| Task description |
Answer with a single number: how many lines in the listing below include "despacho"?

--------------------------------------------------

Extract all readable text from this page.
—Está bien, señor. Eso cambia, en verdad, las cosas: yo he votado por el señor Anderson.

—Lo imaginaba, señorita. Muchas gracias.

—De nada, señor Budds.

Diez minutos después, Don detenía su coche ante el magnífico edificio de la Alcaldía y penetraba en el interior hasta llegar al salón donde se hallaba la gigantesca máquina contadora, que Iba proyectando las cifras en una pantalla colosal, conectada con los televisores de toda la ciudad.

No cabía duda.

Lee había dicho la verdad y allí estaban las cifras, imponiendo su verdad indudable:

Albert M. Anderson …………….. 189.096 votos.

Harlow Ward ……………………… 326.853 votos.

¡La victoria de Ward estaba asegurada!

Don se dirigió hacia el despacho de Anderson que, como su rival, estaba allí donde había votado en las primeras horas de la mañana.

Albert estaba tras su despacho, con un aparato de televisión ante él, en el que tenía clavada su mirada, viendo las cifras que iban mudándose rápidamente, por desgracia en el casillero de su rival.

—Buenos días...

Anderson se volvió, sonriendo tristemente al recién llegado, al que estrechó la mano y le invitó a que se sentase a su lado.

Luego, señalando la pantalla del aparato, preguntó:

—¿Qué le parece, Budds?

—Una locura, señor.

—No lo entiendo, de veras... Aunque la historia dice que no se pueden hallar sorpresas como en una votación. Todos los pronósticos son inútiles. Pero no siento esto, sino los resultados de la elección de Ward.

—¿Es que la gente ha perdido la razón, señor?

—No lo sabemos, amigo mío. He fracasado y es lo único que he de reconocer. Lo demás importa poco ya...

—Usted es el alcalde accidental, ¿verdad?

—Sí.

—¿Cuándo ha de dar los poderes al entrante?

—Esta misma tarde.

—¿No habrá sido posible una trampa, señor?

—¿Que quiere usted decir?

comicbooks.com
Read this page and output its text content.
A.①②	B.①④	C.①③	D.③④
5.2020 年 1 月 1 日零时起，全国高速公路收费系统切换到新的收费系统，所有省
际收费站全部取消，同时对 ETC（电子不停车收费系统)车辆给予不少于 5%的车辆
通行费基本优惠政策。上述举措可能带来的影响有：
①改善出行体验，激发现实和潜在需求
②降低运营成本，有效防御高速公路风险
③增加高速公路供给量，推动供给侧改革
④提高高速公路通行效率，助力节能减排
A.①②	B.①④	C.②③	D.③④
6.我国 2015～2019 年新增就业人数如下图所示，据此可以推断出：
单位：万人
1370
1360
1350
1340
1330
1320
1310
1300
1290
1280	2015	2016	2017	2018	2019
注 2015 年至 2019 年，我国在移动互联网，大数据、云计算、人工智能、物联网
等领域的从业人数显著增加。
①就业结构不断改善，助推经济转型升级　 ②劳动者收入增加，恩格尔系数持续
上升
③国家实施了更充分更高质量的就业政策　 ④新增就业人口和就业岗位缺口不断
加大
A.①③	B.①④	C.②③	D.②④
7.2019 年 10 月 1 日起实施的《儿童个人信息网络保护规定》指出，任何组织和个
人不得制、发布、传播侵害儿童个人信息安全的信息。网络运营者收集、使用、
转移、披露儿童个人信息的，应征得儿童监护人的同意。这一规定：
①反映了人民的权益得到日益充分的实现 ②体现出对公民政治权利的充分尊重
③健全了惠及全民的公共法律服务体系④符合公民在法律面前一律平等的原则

--------------------------------------------------

| Reply |
2